_DOCUMENT TEXT_
/---
In-Memory Hardware-Software Co-design for Image Processing

A substantial part of high energy consumption (> 60%) and large latency (> 90%) of conventional von-Neumann architectures can be attributed to the unavoidable data movement between the processor and main memory (DRAM).  This is perhaps the major limiting factor for big data and machine learning applications whose usage is permeating into practically all domains of computing.  This has reinvigorated and accelerated the development of processing in-memory (PiM) architectures, which involve integrating processing elements inside the memory architecture so that data can be processed in-place, avoiding data transfers between processor and memory.
\---
_Excerpt from a data file_
/---
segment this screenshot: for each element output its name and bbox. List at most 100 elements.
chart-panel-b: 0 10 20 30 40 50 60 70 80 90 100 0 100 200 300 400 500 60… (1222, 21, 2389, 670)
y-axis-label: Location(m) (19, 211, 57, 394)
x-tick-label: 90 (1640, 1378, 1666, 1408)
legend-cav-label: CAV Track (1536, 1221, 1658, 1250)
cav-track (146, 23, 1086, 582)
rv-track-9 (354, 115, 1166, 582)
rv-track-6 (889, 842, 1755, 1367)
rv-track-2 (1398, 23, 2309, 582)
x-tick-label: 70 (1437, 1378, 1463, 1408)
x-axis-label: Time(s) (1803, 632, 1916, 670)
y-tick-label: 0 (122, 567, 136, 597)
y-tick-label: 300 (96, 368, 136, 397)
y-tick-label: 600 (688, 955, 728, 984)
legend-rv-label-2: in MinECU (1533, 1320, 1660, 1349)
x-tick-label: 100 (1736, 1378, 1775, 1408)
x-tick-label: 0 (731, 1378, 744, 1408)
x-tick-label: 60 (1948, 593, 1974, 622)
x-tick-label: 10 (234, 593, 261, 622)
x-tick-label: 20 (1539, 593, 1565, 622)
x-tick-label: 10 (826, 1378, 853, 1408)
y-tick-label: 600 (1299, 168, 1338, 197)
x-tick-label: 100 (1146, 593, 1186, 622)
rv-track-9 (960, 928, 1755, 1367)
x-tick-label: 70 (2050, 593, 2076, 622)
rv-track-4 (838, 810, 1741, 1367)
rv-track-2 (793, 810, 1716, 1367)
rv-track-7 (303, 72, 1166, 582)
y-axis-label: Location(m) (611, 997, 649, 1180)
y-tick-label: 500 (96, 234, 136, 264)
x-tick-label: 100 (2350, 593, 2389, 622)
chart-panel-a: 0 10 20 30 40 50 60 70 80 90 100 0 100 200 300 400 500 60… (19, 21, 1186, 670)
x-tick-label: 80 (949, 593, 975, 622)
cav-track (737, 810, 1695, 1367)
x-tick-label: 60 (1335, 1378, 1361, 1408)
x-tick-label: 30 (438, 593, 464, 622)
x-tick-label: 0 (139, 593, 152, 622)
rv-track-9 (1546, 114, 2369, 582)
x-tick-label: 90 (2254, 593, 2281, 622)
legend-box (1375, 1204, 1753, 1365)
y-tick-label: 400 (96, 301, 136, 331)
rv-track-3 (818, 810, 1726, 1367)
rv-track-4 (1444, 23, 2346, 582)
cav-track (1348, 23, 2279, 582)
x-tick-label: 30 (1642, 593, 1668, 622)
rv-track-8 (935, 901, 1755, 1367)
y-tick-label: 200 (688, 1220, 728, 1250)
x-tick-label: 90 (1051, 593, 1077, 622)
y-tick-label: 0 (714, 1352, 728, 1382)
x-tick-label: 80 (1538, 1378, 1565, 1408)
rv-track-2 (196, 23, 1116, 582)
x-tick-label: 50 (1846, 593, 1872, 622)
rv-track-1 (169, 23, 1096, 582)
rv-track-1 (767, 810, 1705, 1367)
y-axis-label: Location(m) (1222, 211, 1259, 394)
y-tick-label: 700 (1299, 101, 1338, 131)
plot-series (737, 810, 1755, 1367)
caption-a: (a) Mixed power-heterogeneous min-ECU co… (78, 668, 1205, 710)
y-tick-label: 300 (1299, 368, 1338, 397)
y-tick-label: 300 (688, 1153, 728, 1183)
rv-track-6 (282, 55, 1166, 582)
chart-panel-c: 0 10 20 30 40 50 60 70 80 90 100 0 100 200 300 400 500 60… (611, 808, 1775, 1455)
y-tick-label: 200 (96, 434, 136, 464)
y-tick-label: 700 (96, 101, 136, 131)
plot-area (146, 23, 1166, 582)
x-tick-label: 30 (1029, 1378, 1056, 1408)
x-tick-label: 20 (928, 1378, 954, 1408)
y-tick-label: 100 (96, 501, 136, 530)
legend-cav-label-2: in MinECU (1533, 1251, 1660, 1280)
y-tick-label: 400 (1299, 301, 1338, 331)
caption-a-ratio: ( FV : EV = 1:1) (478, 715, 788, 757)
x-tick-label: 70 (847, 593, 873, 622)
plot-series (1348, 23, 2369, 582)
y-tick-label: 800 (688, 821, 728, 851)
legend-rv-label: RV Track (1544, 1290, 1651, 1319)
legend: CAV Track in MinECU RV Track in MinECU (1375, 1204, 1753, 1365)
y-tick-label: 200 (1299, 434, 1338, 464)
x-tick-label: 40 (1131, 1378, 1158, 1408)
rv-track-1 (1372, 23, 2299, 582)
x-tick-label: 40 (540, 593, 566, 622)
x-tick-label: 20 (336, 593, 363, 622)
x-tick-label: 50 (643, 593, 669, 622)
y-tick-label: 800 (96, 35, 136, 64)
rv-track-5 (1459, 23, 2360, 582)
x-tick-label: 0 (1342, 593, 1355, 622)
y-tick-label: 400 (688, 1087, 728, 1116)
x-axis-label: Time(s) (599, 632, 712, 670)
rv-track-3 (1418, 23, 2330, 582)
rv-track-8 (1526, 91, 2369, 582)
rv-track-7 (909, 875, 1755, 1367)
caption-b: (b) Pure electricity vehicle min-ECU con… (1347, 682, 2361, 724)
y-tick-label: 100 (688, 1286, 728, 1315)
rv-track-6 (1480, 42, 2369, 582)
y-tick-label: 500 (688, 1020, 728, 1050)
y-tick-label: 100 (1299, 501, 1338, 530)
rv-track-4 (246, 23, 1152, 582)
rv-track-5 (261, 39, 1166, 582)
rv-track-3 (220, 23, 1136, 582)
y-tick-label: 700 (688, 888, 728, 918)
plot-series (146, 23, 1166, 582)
\---
_TASKS TO PERFORM_
1. Repeat the in-memory co-design passage from "A substantial part" to "processor and memory.".
2. In the listing, from its first line to the line with "rv-track-4 (838, 810, 1741, 1367)", replace "x-tick-label" with "horizontal-tick-label" and give back only those lines with nothing else changed.
The in-memory co-design passage and the listing are unrelated to each other.

_PROBLEM SOLUTIONS_
1.
A substantial part of high energy consumption (> 60%) and large latency (> 90%) of conventional von-Neumann architectures can be attributed to the unavoidable data movement between the processor and main memory (DRAM).  This is perhaps the major limiting factor for big data and machine learning applications whose usage is permeating into practically all domains of computing.  This has reinvigorated and accelerated the development of processing in-memory (PiM) architectures, which involve integrating processing elements inside the memory architecture so that data can be processed in-place, avoiding data transfers between processor and memory.

2.
segment this screenshot: for each element output its name and bbox. List at most 100 elements.
chart-panel-b: 0 10 20 30 40 50 60 70 80 90 100 0 100 200 300 400 500 60… (1222, 21, 2389, 670)
y-axis-label: Location(m) (19, 211, 57, 394)
horizontal-tick-label: 90 (1640, 1378, 1666, 1408)
legend-cav-label: CAV Track (1536, 1221, 1658, 1250)
cav-track (146, 23, 1086, 582)
rv-track-9 (354, 115, 1166, 582)
rv-track-6 (889, 842, 1755, 1367)
rv-track-2 (1398, 23, 2309, 582)
horizontal-tick-label: 70 (1437, 1378, 1463, 1408)
x-axis-label: Time(s) (1803, 632, 1916, 670)
y-tick-label: 0 (122, 567, 136, 597)
y-tick-label: 300 (96, 368, 136, 397)
y-tick-label: 600 (688, 955, 728, 984)
legend-rv-label-2: in MinECU (1533, 1320, 1660, 1349)
horizontal-tick-label: 100 (1736, 1378, 1775, 1408)
horizontal-tick-label: 0 (731, 1378, 744, 1408)
horizontal-tick-label: 60 (1948, 593, 1974, 622)
horizontal-tick-label: 10 (234, 593, 261, 622)
horizontal-tick-label: 20 (1539, 593, 1565, 622)
horizontal-tick-label: 10 (826, 1378, 853, 1408)
y-tick-label: 600 (1299, 168, 1338, 197)
horizontal-tick-label: 100 (1146, 593, 1186, 622)
rv-track-9 (960, 928, 1755, 1367)
horizontal-tick-label: 70 (2050, 593, 2076, 622)
rv-track-4 (838, 810, 1741, 1367)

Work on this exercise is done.